§ Task objective
Gather up all lines that carry the word "Drilling".
+++ Records supplied
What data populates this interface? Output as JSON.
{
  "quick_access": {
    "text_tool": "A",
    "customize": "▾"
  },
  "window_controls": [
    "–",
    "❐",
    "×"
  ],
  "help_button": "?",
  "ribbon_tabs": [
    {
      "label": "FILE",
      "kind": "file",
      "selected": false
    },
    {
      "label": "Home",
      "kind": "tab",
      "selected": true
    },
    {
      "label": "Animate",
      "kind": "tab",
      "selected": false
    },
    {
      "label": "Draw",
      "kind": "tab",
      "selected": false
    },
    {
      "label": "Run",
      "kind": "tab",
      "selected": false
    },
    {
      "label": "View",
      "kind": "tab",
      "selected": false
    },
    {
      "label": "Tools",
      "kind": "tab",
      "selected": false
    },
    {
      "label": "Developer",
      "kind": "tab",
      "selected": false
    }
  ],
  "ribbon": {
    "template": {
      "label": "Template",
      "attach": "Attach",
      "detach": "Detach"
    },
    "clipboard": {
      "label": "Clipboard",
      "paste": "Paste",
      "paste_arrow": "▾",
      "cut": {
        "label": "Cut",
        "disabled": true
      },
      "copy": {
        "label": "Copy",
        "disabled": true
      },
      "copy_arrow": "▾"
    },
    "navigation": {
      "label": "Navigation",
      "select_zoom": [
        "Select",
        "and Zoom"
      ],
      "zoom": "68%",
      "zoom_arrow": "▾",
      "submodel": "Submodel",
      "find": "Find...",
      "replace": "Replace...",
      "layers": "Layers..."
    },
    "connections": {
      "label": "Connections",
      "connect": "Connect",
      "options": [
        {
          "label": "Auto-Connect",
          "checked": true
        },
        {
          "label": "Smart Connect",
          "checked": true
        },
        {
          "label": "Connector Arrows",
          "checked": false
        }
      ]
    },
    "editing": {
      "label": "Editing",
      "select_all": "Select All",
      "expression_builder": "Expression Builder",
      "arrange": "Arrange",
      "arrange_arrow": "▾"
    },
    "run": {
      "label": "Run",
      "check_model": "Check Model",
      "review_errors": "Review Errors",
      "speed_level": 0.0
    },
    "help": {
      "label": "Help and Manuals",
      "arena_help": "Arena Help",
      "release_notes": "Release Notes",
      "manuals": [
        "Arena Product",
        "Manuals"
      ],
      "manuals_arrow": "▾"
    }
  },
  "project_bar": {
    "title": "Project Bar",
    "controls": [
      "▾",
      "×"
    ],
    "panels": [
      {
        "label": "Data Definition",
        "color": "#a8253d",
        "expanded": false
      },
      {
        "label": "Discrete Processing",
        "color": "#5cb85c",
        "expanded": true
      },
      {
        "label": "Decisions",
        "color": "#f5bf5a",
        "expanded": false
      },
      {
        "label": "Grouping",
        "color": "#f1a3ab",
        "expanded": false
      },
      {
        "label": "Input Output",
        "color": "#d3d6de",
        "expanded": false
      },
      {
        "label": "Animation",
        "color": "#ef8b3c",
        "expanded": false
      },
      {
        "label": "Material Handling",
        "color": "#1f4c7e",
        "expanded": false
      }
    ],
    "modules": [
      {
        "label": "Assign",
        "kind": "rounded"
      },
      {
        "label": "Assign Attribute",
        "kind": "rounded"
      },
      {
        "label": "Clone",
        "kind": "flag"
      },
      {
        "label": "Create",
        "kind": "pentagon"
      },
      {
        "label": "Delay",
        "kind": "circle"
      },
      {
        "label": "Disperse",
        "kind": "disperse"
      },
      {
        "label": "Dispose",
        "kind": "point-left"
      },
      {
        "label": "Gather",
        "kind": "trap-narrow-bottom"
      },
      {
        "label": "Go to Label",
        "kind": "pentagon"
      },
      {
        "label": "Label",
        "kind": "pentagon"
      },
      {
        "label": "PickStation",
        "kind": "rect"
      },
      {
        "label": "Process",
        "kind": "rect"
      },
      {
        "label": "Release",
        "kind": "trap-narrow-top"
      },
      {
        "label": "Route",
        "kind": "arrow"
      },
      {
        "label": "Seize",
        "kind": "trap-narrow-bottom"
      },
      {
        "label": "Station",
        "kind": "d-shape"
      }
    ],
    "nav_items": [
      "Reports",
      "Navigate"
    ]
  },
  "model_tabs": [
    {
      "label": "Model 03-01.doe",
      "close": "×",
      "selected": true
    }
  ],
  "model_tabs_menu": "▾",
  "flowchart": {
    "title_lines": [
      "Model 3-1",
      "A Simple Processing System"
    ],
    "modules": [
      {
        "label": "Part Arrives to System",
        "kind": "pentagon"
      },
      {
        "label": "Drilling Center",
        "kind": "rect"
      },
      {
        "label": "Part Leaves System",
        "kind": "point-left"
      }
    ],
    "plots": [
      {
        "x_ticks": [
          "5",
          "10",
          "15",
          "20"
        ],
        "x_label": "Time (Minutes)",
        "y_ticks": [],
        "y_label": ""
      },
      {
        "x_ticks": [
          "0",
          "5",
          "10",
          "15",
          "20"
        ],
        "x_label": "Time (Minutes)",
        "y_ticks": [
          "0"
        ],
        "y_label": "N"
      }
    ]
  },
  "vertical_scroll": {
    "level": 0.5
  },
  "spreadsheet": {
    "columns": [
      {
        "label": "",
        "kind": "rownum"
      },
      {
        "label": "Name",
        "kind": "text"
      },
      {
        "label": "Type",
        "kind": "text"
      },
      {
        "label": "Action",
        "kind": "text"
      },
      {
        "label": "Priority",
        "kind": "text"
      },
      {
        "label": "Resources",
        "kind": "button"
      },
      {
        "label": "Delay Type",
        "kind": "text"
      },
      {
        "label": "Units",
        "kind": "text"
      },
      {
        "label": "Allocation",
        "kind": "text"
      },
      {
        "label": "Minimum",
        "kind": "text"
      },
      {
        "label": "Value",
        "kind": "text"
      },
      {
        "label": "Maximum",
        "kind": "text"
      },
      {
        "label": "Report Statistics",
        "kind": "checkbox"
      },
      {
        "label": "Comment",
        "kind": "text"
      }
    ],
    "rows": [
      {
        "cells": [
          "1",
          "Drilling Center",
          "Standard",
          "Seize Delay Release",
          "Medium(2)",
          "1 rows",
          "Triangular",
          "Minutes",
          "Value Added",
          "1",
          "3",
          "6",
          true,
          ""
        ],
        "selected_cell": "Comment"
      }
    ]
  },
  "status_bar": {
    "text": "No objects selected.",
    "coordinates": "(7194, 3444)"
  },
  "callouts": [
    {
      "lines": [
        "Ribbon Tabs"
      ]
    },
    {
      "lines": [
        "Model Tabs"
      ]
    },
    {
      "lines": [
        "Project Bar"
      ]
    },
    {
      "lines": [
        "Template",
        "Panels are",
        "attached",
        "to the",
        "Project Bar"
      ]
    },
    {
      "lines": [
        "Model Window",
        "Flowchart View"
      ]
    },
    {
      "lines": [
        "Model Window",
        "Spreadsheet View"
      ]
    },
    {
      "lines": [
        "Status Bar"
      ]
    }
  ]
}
++++++
§ Exercise answer
        "label": "Drilling Center",
          "Drilling Center",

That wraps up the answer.